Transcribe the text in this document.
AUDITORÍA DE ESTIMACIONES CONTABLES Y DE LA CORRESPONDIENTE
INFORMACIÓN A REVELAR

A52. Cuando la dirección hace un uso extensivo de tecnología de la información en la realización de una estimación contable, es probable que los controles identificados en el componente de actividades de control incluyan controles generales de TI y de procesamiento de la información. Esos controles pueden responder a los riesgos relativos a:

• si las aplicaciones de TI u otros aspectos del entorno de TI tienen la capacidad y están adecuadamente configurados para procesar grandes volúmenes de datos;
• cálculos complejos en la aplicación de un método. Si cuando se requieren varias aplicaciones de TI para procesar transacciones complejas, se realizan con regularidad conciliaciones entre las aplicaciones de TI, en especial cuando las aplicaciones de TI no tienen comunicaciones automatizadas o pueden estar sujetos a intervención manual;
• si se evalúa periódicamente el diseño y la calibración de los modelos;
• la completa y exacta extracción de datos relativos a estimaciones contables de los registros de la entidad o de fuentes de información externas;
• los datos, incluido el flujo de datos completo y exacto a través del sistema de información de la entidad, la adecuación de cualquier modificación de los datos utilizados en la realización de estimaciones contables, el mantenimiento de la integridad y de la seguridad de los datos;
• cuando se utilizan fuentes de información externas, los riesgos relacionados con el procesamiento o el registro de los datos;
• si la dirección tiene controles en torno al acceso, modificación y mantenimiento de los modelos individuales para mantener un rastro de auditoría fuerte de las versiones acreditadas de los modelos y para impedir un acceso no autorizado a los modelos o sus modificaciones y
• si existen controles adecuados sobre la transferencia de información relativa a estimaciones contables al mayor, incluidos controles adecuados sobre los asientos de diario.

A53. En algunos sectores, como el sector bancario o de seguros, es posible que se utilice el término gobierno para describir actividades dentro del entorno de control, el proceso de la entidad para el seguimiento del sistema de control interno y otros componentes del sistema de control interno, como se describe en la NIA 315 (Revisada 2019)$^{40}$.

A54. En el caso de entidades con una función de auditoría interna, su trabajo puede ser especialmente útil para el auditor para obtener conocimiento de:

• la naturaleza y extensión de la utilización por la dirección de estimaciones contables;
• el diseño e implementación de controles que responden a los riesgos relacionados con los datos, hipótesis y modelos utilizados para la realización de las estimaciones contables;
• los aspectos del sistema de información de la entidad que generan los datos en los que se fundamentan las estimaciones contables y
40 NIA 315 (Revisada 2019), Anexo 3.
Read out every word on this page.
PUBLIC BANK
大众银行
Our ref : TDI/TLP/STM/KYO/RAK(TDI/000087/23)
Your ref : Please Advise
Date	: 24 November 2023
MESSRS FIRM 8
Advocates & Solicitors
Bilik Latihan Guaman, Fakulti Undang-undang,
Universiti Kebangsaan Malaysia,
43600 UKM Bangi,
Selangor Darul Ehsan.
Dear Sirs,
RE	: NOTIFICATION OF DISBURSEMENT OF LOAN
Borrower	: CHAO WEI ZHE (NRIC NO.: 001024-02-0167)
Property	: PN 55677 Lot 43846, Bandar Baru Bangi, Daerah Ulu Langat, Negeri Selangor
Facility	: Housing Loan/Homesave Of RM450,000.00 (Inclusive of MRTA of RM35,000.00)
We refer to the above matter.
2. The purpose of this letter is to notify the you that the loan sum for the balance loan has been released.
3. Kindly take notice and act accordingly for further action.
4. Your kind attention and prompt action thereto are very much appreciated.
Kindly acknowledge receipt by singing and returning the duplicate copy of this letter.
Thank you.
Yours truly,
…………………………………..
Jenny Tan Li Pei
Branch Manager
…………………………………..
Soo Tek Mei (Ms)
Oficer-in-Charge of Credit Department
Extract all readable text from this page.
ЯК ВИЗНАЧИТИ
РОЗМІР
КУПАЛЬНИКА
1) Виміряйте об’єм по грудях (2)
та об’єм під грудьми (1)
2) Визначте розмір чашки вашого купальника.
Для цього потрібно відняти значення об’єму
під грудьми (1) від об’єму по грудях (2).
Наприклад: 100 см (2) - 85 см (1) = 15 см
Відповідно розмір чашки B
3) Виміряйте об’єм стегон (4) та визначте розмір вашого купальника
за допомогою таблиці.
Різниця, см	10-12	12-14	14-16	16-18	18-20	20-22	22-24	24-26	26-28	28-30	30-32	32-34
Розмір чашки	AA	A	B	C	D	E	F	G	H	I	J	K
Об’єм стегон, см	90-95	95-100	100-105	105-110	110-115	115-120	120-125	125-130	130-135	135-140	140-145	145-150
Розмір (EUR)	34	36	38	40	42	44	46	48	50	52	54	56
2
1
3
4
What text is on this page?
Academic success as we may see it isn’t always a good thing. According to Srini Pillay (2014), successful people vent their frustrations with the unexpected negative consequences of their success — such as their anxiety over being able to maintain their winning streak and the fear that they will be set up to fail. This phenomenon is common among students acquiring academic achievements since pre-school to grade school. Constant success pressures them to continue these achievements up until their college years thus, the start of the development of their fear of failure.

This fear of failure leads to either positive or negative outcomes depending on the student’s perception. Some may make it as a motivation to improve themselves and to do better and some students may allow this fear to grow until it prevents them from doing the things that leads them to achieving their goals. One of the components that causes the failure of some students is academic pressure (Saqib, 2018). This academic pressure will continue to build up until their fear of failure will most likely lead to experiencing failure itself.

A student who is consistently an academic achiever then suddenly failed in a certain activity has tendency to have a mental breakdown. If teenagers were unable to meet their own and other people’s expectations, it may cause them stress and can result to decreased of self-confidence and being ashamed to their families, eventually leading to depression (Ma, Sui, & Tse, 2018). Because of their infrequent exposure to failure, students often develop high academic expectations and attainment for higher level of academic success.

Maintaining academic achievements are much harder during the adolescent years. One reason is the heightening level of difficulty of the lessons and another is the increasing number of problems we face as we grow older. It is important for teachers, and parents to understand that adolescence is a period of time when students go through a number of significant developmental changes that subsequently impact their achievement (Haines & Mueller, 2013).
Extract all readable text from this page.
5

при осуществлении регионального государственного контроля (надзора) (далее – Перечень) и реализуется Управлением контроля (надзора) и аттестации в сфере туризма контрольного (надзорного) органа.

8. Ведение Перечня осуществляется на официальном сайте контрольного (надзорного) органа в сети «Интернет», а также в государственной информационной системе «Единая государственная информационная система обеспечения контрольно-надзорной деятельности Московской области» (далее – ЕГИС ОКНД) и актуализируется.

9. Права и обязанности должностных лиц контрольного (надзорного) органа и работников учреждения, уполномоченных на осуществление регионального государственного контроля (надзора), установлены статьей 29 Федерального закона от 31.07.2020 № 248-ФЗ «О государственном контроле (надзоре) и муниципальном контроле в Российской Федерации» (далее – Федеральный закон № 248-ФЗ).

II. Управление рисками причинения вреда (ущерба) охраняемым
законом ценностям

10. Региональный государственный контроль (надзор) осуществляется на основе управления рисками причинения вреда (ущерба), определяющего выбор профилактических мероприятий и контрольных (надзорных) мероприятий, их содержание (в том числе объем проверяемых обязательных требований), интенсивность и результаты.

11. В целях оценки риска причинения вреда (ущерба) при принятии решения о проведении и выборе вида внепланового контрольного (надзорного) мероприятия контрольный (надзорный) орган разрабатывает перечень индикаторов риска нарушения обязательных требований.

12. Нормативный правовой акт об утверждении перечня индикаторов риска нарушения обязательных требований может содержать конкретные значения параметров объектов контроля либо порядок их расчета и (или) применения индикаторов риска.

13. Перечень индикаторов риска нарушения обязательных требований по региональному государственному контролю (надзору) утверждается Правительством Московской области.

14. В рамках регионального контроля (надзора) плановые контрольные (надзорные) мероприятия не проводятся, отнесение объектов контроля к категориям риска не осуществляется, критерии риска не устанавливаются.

*Problem requirements:* Output the data above exactly, please, line for line.

*Response:*
Transcribe the text in this document.
AUDITORÍA DE ESTIMACIONES CONTABLES Y DE LA CORRESPONDIENTE
INFORMACIÓN A REVELAR

A52. Cuando la dirección hace un uso extensivo de tecnología de la información en la realización de una estimación contable, es probable que los controles identificados en el componente de actividades de control incluyan controles generales de TI y de procesamiento de la información. Esos controles pueden responder a los riesgos relativos a:

• si las aplicaciones de TI u otros aspectos del entorno de TI tienen la capacidad y están adecuadamente configurados para procesar grandes volúmenes de datos;
• cálculos complejos en la aplicación de un método. Si cuando se requieren varias aplicaciones de TI para procesar transacciones complejas, se realizan con regularidad conciliaciones entre las aplicaciones de TI, en especial cuando las aplicaciones de TI no tienen comunicaciones automatizadas o pueden estar sujetos a intervención manual;
• si se evalúa periódicamente el diseño y la calibración de los modelos;
• la completa y exacta extracción de datos relativos a estimaciones contables de los registros de la entidad o de fuentes de información externas;
• los datos, incluido el flujo de datos completo y exacto a través del sistema de información de la entidad, la adecuación de cualquier modificación de los datos utilizados en la realización de estimaciones contables, el mantenimiento de la integridad y de la seguridad de los datos;
• cuando se utilizan fuentes de información externas, los riesgos relacionados con el procesamiento o el registro de los datos;
• si la dirección tiene controles en torno al acceso, modificación y mantenimiento de los modelos individuales para mantener un rastro de auditoría fuerte de las versiones acreditadas de los modelos y para impedir un acceso no autorizado a los modelos o sus modificaciones y
• si existen controles adecuados sobre la transferencia de información relativa a estimaciones contables al mayor, incluidos controles adecuados sobre los asientos de diario.

A53. En algunos sectores, como el sector bancario o de seguros, es posible que se utilice el término gobierno para describir actividades dentro del entorno de control, el proceso de la entidad para el seguimiento del sistema de control interno y otros componentes del sistema de control interno, como se describe en la NIA 315 (Revisada 2019)$^{40}$.

A54. En el caso de entidades con una función de auditoría interna, su trabajo puede ser especialmente útil para el auditor para obtener conocimiento de:

• la naturaleza y extensión de la utilización por la dirección de estimaciones contables;
• el diseño e implementación de controles que responden a los riesgos relacionados con los datos, hipótesis y modelos utilizados para la realización de las estimaciones contables;
• los aspectos del sistema de información de la entidad que generan los datos en los que se fundamentan las estimaciones contables y
40 NIA 315 (Revisada 2019), Anexo 3.
Read out every word on this page.
PUBLIC BANK
大众银行
Our ref : TDI/TLP/STM/KYO/RAK(TDI/000087/23)
Your ref : Please Advise
Date	: 24 November 2023
MESSRS FIRM 8
Advocates & Solicitors
Bilik Latihan Guaman, Fakulti Undang-undang,
Universiti Kebangsaan Malaysia,
43600 UKM Bangi,
Selangor Darul Ehsan.
Dear Sirs,
RE	: NOTIFICATION OF DISBURSEMENT OF LOAN
Borrower	: CHAO WEI ZHE (NRIC NO.: 001024-02-0167)
Property	: PN 55677 Lot 43846, Bandar Baru Bangi, Daerah Ulu Langat, Negeri Selangor
Facility	: Housing Loan/Homesave Of RM450,000.00 (Inclusive of MRTA of RM35,000.00)
We refer to the above matter.
2. The purpose of this letter is to notify the you that the loan sum for the balance loan has been released.
3. Kindly take notice and act accordingly for further action.
4. Your kind attention and prompt action thereto are very much appreciated.
Kindly acknowledge receipt by singing and returning the duplicate copy of this letter.
Thank you.
Yours truly,
…………………………………..
Jenny Tan Li Pei
Branch Manager
…………………………………..
Soo Tek Mei (Ms)
Oficer-in-Charge of Credit Department
Extract all readable text from this page.
ЯК ВИЗНАЧИТИ
РОЗМІР
КУПАЛЬНИКА
1) Виміряйте об’єм по грудях (2)
та об’єм під грудьми (1)
2) Визначте розмір чашки вашого купальника.
Для цього потрібно відняти значення об’єму
під грудьми (1) від об’єму по грудях (2).
Наприклад: 100 см (2) - 85 см (1) = 15 см
Відповідно розмір чашки B
3) Виміряйте об’єм стегон (4) та визначте розмір вашого купальника
за допомогою таблиці.
Різниця, см	10-12	12-14	14-16	16-18	18-20	20-22	22-24	24-26	26-28	28-30	30-32	32-34
Розмір чашки	AA	A	B	C	D	E	F	G	H	I	J	K
Об’єм стегон, см	90-95	95-100	100-105	105-110	110-115	115-120	120-125	125-130	130-135	135-140	140-145	145-150
Розмір (EUR)	34	36	38	40	42	44	46	48	50	52	54	56
2
1
3
4
What text is on this page?
Academic success as we may see it isn’t always a good thing. According to Srini Pillay (2014), successful people vent their frustrations with the unexpected negative consequences of their success — such as their anxiety over being able to maintain their winning streak and the fear that they will be set up to fail. This phenomenon is common among students acquiring academic achievements since pre-school to grade school. Constant success pressures them to continue these achievements up until their college years thus, the start of the development of their fear of failure.

This fear of failure leads to either positive or negative outcomes depending on the student’s perception. Some may make it as a motivation to improve themselves and to do better and some students may allow this fear to grow until it prevents them from doing the things that leads them to achieving their goals. One of the components that causes the failure of some students is academic pressure (Saqib, 2018). This academic pressure will continue to build up until their fear of failure will most likely lead to experiencing failure itself.

A student who is consistently an academic achiever then suddenly failed in a certain activity has tendency to have a mental breakdown. If teenagers were unable to meet their own and other people’s expectations, it may cause them stress and can result to decreased of self-confidence and being ashamed to their families, eventually leading to depression (Ma, Sui, & Tse, 2018). Because of their infrequent exposure to failure, students often develop high academic expectations and attainment for higher level of academic success.

Maintaining academic achievements are much harder during the adolescent years. One reason is the heightening level of difficulty of the lessons and another is the increasing number of problems we face as we grow older. It is important for teachers, and parents to understand that adolescence is a period of time when students go through a number of significant developmental changes that subsequently impact their achievement (Haines & Mueller, 2013).
Extract all readable text from this page.
5

при осуществлении регионального государственного контроля (надзора) (далее – Перечень) и реализуется Управлением контроля (надзора) и аттестации в сфере туризма контрольного (надзорного) органа.

8. Ведение Перечня осуществляется на официальном сайте контрольного (надзорного) органа в сети «Интернет», а также в государственной информационной системе «Единая государственная информационная система обеспечения контрольно-надзорной деятельности Московской области» (далее – ЕГИС ОКНД) и актуализируется.

9. Права и обязанности должностных лиц контрольного (надзорного) органа и работников учреждения, уполномоченных на осуществление регионального государственного контроля (надзора), установлены статьей 29 Федерального закона от 31.07.2020 № 248-ФЗ «О государственном контроле (надзоре) и муниципальном контроле в Российской Федерации» (далее – Федеральный закон № 248-ФЗ).

II. Управление рисками причинения вреда (ущерба) охраняемым
законом ценностям

10. Региональный государственный контроль (надзор) осуществляется на основе управления рисками причинения вреда (ущерба), определяющего выбор профилактических мероприятий и контрольных (надзорных) мероприятий, их содержание (в том числе объем проверяемых обязательных требований), интенсивность и результаты.

11. В целях оценки риска причинения вреда (ущерба) при принятии решения о проведении и выборе вида внепланового контрольного (надзорного) мероприятия контрольный (надзорный) орган разрабатывает перечень индикаторов риска нарушения обязательных требований.

12. Нормативный правовой акт об утверждении перечня индикаторов риска нарушения обязательных требований может содержать конкретные значения параметров объектов контроля либо порядок их расчета и (или) применения индикаторов риска.

13. Перечень индикаторов риска нарушения обязательных требований по региональному государственному контролю (надзору) утверждается Правительством Московской области.

14. В рамках регионального контроля (надзора) плановые контрольные (надзорные) мероприятия не проводятся, отнесение объектов контроля к категориям риска не осуществляется, критерии риска не устанавливаются.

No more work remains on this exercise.